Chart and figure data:
____

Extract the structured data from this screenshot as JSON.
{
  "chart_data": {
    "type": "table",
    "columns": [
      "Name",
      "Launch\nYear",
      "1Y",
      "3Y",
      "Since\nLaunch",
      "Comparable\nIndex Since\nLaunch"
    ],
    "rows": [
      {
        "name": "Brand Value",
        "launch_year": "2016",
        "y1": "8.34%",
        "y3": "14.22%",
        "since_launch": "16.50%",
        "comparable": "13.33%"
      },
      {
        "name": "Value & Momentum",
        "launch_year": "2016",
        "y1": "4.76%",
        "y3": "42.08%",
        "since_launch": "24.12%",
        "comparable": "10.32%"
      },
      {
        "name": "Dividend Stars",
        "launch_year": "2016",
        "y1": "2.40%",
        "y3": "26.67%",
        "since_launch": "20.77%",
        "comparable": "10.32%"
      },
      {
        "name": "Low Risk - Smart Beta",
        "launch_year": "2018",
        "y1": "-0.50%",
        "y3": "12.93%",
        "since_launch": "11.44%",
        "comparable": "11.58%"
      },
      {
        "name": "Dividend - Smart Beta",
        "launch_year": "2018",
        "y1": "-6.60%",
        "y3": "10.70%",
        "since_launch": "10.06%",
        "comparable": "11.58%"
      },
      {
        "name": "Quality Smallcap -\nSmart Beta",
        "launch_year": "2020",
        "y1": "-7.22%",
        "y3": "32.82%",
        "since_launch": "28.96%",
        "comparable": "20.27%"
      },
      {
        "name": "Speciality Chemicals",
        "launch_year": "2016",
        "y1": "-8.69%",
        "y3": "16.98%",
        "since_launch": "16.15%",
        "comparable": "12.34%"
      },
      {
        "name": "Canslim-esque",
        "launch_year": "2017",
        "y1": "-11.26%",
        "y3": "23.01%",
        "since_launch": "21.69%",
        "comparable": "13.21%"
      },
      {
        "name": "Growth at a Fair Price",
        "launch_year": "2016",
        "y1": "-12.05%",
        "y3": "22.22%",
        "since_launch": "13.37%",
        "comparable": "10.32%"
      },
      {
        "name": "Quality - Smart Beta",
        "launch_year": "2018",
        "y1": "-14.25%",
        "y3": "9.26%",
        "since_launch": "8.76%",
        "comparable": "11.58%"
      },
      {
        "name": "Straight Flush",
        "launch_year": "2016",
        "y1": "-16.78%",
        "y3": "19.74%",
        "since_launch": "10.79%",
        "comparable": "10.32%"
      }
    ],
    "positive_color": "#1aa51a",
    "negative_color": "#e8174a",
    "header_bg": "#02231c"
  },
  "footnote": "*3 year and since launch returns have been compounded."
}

____

*Goal*: Reproduce the full listing word for word.

*Task solution*:
Extract the structured data from this screenshot as JSON.
{
  "chart_data": {
    "type": "table",
    "columns": [
      "Name",
      "Launch\nYear",
      "1Y",
      "3Y",
      "Since\nLaunch",
      "Comparable\nIndex Since\nLaunch"
    ],
    "rows": [
      {
        "name": "Brand Value",
        "launch_year": "2016",
        "y1": "8.34%",
        "y3": "14.22%",
        "since_launch": "16.50%",
        "comparable": "13.33%"
      },
      {
        "name": "Value & Momentum",
        "launch_year": "2016",
        "y1": "4.76%",
        "y3": "42.08%",
        "since_launch": "24.12%",
        "comparable": "10.32%"
      },
      {
        "name": "Dividend Stars",
        "launch_year": "2016",
        "y1": "2.40%",
        "y3": "26.67%",
        "since_launch": "20.77%",
        "comparable": "10.32%"
      },
      {
        "name": "Low Risk - Smart Beta",
        "launch_year": "2018",
        "y1": "-0.50%",
        "y3": "12.93%",
        "since_launch": "11.44%",
        "comparable": "11.58%"
      },
      {
        "name": "Dividend - Smart Beta",
        "launch_year": "2018",
        "y1": "-6.60%",
        "y3": "10.70%",
        "since_launch": "10.06%",
        "comparable": "11.58%"
      },
      {
        "name": "Quality Smallcap -\nSmart Beta",
        "launch_year": "2020",
        "y1": "-7.22%",
        "y3": "32.82%",
        "since_launch": "28.96%",
        "comparable": "20.27%"
      },
      {
        "name": "Speciality Chemicals",
        "launch_year": "2016",
        "y1": "-8.69%",
        "y3": "16.98%",
        "since_launch": "16.15%",
        "comparable": "12.34%"
      },
      {
        "name": "Canslim-esque",
        "launch_year": "2017",
        "y1": "-11.26%",
        "y3": "23.01%",
        "since_launch": "21.69%",
        "comparable": "13.21%"
      },
      {
        "name": "Growth at a Fair Price",
        "launch_year": "2016",
        "y1": "-12.05%",
        "y3": "22.22%",
        "since_launch": "13.37%",
        "comparable": "10.32%"
      },
      {
        "name": "Quality - Smart Beta",
        "launch_year": "2018",
        "y1": "-14.25%",
        "y3": "9.26%",
        "since_launch": "8.76%",
        "comparable": "11.58%"
      },
      {
        "name": "Straight Flush",
        "launch_year": "2016",
        "y1": "-16.78%",
        "y3": "19.74%",
        "since_launch": "10.79%",
        "comparable": "10.32%"
      }
    ],
    "positive_color": "#1aa51a",
    "negative_color": "#e8174a",
    "header_bg": "#02231c"
  },
  "footnote": "*3 year and since launch returns have been compounded."
}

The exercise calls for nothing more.